— BEGIN —
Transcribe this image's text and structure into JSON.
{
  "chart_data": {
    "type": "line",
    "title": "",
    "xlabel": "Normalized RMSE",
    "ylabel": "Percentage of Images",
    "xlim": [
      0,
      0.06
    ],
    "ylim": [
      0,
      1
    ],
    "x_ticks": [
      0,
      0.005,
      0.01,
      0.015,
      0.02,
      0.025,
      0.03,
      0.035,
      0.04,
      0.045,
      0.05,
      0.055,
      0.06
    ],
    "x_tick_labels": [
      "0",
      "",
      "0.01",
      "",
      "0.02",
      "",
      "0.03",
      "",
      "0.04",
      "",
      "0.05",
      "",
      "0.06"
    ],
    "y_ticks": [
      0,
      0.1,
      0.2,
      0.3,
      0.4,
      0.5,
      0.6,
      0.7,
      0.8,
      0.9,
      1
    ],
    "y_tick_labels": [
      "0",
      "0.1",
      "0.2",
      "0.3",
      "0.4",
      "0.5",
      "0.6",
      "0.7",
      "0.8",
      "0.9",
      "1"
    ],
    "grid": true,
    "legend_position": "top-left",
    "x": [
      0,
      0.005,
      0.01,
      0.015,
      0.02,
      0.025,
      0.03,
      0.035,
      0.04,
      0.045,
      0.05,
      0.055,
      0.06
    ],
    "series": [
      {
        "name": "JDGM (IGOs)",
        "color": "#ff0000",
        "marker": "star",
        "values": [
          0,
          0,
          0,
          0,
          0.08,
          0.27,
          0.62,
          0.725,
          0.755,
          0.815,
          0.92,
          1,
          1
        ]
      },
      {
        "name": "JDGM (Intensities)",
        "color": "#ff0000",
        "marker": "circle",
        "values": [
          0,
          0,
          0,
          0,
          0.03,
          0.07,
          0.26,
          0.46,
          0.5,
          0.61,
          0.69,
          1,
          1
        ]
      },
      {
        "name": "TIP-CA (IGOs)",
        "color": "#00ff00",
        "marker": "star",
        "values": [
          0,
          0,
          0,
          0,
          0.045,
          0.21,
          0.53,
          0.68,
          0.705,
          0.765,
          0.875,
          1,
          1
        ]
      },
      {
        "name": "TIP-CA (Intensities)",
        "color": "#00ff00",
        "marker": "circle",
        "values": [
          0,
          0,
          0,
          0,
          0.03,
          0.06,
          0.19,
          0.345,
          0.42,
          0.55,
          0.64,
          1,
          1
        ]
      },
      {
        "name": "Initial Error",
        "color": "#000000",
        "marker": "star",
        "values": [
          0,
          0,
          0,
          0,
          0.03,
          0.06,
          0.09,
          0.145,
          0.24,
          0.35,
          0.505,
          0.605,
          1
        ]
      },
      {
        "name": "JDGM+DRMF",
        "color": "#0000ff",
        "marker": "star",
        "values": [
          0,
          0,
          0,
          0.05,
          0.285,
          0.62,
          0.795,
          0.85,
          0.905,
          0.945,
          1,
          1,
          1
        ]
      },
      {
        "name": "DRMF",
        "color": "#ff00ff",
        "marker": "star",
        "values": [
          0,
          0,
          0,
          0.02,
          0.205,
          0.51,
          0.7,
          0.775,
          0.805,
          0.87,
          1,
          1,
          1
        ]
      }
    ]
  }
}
— END —
[EXERCISE]
From the first line to the last, please quote the material above exactly.

[FINAL ANSWER]
Transcribe this image's text and structure into JSON.
{
  "chart_data": {
    "type": "line",
    "title": "",
    "xlabel": "Normalized RMSE",
    "ylabel": "Percentage of Images",
    "xlim": [
      0,
      0.06
    ],
    "ylim": [
      0,
      1
    ],
    "x_ticks": [
      0,
      0.005,
      0.01,
      0.015,
      0.02,
      0.025,
      0.03,
      0.035,
      0.04,
      0.045,
      0.05,
      0.055,
      0.06
    ],
    "x_tick_labels": [
      "0",
      "",
      "0.01",
      "",
      "0.02",
      "",
      "0.03",
      "",
      "0.04",
      "",
      "0.05",
      "",
      "0.06"
    ],
    "y_ticks": [
      0,
      0.1,
      0.2,
      0.3,
      0.4,
      0.5,
      0.6,
      0.7,
      0.8,
      0.9,
      1
    ],
    "y_tick_labels": [
      "0",
      "0.1",
      "0.2",
      "0.3",
      "0.4",
      "0.5",
      "0.6",
      "0.7",
      "0.8",
      "0.9",
      "1"
    ],
    "grid": true,
    "legend_position": "top-left",
    "x": [
      0,
      0.005,
      0.01,
      0.015,
      0.02,
      0.025,
      0.03,
      0.035,
      0.04,
      0.045,
      0.05,
      0.055,
      0.06
    ],
    "series": [
      {
        "name": "JDGM (IGOs)",
        "color": "#ff0000",
        "marker": "star",
        "values": [
          0,
          0,
          0,
          0,
          0.08,
          0.27,
          0.62,
          0.725,
          0.755,
          0.815,
          0.92,
          1,
          1
        ]
      },
      {
        "name": "JDGM (Intensities)",
        "color": "#ff0000",
        "marker": "circle",
        "values": [
          0,
          0,
          0,
          0,
          0.03,
          0.07,
          0.26,
          0.46,
          0.5,
          0.61,
          0.69,
          1,
          1
        ]
      },
      {
        "name": "TIP-CA (IGOs)",
        "color": "#00ff00",
        "marker": "star",
        "values": [
          0,
          0,
          0,
          0,
          0.045,
          0.21,
          0.53,
          0.68,
          0.705,
          0.765,
          0.875,
          1,
          1
        ]
      },
      {
        "name": "TIP-CA (Intensities)",
        "color": "#00ff00",
        "marker": "circle",
        "values": [
          0,
          0,
          0,
          0,
          0.03,
          0.06,
          0.19,
          0.345,
          0.42,
          0.55,
          0.64,
          1,
          1
        ]
      },
      {
        "name": "Initial Error",
        "color": "#000000",
        "marker": "star",
        "values": [
          0,
          0,
          0,
          0,
          0.03,
          0.06,
          0.09,
          0.145,
          0.24,
          0.35,
          0.505,
          0.605,
          1
        ]
      },
      {
        "name": "JDGM+DRMF",
        "color": "#0000ff",
        "marker": "star",
        "values": [
          0,
          0,
          0,
          0.05,
          0.285,
          0.62,
          0.795,
          0.85,
          0.905,
          0.945,
          1,
          1,
          1
        ]
      },
      {
        "name": "DRMF",
        "color": "#ff00ff",
        "marker": "star",
        "values": [
          0,
          0,
          0,
          0.02,
          0.205,
          0.51,
          0.7,
          0.775,
          0.805,
          0.87,
          1,
          1,
          1
        ]
      }
    ]
  }
}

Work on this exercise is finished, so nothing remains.